start Source document

= List of United States senators in the 111th Congress =

This is a complete list of United States senators during the 111th United States Congress listed by seniority from January 3, 2009, to January 3, 2011. It is a historical listing and contains people who had not served the entire two-year Congress, such as Joe Biden and Hillary Clinton.

Order of service is based on the commencement of the senator's first term. Following this is former service as a U.S. senator (only giving the senator seniority within their new incoming class), service as vice president, a U.S. representative, a cabinet secretary, a state governor. Others are separated by his or her state's population.

Senators who were sworn in during the middle of the two-year Congress (up until the last senator who was not sworn in early after winning the November 2010 election) are listed at the end of the list with no number. However, Roland Burris and Al Franken are listed as numbers 99 and 100. Burris was appointed at the end of the previous Congress, but was blocked from taking his seat until January 12, 2009, and Franken won the United States Senate election in Minnesota, 2008, but was unable to take his seat until July 7, 2009, due to an election contest.

John Kerry was the most senior junior senator from the opening of the 111th Congress until the death of Ted Kennedy in August 2009, whereupon Tom Harkin took on the distinction. Amy Klobuchar was the most junior senior senator in the first eighteen days of the Congress until Mark Udall, a freshman, became Colorado's senior senator upon Ken Salazar's resignation in late January 2009 to become Interior Secretary.

end Source document
start Information supplied

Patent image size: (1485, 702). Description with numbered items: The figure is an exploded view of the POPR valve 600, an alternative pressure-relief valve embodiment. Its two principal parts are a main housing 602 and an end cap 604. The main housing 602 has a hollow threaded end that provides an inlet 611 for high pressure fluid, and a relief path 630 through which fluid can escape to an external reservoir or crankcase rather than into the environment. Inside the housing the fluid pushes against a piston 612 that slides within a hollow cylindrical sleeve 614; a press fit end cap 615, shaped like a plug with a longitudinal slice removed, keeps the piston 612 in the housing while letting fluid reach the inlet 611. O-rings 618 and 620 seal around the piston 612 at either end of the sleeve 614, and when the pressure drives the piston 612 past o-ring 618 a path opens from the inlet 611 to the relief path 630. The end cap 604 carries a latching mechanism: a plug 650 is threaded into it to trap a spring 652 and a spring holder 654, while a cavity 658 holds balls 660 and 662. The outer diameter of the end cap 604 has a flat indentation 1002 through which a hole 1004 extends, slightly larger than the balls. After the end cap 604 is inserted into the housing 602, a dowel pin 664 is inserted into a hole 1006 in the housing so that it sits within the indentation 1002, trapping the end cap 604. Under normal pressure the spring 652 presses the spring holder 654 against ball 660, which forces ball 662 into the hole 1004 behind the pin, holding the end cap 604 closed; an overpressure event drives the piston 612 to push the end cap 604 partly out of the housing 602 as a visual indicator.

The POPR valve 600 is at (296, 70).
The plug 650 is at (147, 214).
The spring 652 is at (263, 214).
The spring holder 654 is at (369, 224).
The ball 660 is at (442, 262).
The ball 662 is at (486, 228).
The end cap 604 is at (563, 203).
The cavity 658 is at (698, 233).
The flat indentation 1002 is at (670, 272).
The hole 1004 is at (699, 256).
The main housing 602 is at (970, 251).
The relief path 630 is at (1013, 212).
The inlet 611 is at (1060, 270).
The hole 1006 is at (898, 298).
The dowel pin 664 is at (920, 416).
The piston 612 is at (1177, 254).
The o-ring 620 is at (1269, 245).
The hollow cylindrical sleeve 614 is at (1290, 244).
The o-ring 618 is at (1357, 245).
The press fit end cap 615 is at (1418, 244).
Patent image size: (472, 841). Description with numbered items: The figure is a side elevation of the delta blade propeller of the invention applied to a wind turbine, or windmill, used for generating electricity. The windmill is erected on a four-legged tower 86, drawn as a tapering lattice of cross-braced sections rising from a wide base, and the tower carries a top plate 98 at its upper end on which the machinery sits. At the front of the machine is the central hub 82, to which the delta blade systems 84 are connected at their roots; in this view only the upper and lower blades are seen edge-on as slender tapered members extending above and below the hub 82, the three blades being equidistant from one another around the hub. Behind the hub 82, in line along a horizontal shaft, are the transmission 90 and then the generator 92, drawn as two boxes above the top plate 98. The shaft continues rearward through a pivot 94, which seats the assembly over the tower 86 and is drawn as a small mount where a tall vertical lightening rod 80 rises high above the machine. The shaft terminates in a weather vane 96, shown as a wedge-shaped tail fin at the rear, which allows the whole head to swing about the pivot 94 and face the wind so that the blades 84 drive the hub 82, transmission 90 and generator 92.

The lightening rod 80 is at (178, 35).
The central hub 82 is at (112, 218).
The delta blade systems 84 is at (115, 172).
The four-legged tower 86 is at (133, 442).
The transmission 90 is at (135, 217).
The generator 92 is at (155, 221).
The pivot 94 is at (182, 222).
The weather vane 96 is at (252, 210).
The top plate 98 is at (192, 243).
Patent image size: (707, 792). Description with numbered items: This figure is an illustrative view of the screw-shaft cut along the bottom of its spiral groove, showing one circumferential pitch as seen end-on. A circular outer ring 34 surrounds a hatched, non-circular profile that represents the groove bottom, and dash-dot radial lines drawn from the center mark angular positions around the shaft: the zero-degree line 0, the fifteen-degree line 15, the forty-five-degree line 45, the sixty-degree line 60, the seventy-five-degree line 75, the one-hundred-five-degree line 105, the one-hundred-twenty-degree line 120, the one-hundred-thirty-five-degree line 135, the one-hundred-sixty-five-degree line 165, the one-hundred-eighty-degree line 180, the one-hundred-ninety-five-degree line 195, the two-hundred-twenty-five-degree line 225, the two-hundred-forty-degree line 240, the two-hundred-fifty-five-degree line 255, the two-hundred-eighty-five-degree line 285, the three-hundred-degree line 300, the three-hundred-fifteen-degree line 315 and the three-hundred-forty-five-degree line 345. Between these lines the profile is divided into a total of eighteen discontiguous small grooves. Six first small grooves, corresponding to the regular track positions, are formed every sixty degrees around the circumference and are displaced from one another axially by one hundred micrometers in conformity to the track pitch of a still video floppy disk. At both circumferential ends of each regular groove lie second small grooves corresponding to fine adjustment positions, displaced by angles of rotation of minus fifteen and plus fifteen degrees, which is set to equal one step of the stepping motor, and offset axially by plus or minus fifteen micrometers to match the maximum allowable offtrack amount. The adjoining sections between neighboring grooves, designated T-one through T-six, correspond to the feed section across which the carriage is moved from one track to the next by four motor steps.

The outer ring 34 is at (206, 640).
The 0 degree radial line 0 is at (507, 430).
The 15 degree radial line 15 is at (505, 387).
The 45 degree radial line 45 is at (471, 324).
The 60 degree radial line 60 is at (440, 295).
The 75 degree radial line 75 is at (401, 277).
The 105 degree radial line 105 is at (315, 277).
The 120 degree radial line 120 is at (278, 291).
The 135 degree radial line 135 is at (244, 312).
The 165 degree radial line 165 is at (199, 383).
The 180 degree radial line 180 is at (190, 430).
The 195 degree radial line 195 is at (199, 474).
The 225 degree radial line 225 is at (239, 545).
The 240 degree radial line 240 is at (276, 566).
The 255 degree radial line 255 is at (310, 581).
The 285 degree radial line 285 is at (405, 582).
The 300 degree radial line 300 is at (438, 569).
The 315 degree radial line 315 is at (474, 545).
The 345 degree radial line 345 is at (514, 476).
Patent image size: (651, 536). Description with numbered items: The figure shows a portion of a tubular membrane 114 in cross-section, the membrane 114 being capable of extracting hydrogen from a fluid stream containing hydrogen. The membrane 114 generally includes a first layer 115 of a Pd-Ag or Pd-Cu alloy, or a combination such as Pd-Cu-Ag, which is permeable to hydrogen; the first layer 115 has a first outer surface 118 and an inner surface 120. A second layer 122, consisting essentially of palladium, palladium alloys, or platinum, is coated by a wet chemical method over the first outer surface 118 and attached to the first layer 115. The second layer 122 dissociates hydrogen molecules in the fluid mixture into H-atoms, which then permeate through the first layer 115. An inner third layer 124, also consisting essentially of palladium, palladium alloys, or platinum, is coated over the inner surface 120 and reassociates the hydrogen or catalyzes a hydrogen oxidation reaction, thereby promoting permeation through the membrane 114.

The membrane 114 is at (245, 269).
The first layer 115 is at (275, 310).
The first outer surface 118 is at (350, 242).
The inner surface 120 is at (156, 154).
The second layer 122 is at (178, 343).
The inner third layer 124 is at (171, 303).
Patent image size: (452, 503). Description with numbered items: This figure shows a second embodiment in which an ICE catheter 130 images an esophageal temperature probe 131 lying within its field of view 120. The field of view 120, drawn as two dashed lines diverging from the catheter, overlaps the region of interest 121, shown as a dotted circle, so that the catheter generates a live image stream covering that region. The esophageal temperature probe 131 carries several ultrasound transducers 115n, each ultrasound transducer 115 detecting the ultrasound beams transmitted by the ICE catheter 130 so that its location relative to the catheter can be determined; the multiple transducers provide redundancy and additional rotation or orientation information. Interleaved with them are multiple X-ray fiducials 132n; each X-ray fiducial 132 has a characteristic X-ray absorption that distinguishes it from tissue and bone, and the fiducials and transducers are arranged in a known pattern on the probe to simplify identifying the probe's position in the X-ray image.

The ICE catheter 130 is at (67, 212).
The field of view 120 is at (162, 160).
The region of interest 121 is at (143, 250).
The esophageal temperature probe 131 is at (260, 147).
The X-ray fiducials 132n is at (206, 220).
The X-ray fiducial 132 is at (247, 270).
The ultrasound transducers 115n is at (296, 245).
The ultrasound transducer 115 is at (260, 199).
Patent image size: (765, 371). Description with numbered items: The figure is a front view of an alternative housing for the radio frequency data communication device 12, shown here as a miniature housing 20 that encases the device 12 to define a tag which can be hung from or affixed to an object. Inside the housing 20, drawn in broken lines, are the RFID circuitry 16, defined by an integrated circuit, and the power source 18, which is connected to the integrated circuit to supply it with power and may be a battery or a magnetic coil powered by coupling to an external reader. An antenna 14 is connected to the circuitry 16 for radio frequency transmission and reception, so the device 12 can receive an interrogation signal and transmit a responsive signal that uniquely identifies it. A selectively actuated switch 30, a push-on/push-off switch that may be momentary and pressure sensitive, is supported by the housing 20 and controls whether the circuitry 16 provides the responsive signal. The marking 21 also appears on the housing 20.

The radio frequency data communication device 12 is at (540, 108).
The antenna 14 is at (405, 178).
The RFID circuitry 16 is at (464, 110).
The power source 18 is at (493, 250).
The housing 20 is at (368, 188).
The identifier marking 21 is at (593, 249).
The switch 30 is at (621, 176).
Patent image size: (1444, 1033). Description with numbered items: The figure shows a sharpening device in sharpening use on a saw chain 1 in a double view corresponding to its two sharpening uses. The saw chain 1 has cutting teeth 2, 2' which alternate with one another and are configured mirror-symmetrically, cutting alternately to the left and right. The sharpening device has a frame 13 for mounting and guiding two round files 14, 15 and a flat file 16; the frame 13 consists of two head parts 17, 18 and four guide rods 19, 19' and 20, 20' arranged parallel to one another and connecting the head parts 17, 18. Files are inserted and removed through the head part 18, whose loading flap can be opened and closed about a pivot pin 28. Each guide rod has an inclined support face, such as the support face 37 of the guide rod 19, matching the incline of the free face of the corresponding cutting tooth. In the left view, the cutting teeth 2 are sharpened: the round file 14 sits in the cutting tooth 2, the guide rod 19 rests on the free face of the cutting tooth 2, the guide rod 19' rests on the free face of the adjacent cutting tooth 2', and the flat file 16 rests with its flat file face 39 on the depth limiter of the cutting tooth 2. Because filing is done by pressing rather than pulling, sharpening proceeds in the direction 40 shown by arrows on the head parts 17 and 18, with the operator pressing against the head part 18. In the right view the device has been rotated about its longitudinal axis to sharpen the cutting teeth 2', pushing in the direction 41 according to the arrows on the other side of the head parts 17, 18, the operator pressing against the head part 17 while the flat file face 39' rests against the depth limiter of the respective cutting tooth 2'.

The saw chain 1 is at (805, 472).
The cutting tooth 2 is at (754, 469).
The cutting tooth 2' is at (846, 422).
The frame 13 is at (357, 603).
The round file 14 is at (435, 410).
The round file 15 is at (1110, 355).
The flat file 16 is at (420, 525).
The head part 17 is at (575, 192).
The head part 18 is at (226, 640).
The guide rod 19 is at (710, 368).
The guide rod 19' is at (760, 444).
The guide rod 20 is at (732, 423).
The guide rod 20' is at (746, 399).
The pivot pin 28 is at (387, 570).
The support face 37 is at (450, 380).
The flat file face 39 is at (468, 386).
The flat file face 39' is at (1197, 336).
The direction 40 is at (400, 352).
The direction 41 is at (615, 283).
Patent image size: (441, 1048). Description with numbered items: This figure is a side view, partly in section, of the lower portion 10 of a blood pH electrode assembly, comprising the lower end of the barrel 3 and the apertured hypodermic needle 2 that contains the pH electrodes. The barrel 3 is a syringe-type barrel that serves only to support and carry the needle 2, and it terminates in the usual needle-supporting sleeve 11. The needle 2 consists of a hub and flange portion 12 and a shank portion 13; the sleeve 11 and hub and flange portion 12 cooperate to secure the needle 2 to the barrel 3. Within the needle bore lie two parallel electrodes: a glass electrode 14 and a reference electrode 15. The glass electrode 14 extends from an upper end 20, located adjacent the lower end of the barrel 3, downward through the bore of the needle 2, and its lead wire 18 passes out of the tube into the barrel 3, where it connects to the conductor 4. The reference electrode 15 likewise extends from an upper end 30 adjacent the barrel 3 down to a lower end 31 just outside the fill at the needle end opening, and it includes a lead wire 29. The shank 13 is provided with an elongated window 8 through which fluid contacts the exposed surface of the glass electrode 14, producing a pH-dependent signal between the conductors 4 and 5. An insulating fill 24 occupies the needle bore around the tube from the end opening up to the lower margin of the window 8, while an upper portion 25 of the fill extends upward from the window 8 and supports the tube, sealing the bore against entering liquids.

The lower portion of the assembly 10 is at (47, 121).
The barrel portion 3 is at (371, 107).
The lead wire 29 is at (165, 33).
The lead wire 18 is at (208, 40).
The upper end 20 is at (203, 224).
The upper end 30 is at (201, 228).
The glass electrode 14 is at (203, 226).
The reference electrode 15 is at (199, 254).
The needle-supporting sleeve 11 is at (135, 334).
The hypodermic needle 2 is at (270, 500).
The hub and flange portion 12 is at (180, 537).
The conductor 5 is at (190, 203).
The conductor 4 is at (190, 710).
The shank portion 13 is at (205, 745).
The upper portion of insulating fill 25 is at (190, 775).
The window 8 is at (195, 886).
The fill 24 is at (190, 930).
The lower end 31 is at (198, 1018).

end Information supplied

* **Challenges**:
a) In the 111th Congress senator list, on what date was Al Franken able to take his seat?
b) Copy word for word the passage of the 111th Congress senator list from "Order of service" up to and including "an election contest.".

* **Task-by-task results**:
a) July 7, 2009

b)
Order of service is based on the commencement of the senator's first term. Following this is former service as a U.S. senator (only giving the senator seniority within their new incoming class), service as vice president, a U.S. representative, a cabinet secretary, a state governor. Others are separated by his or her state's population.

Senators who were sworn in during the middle of the two-year Congress (up until the last senator who was not sworn in early after winning the November 2010 election) are listed at the end of the list with no number. However, Roland Burris and Al Franken are listed as numbers 99 and 100. Burris was appointed at the end of the previous Congress, but was blocked from taking his seat until January 12, 2009, and Franken won the United States Senate election in Minnesota, 2008, but was unable to take his seat until July 7, 2009, due to an election contest.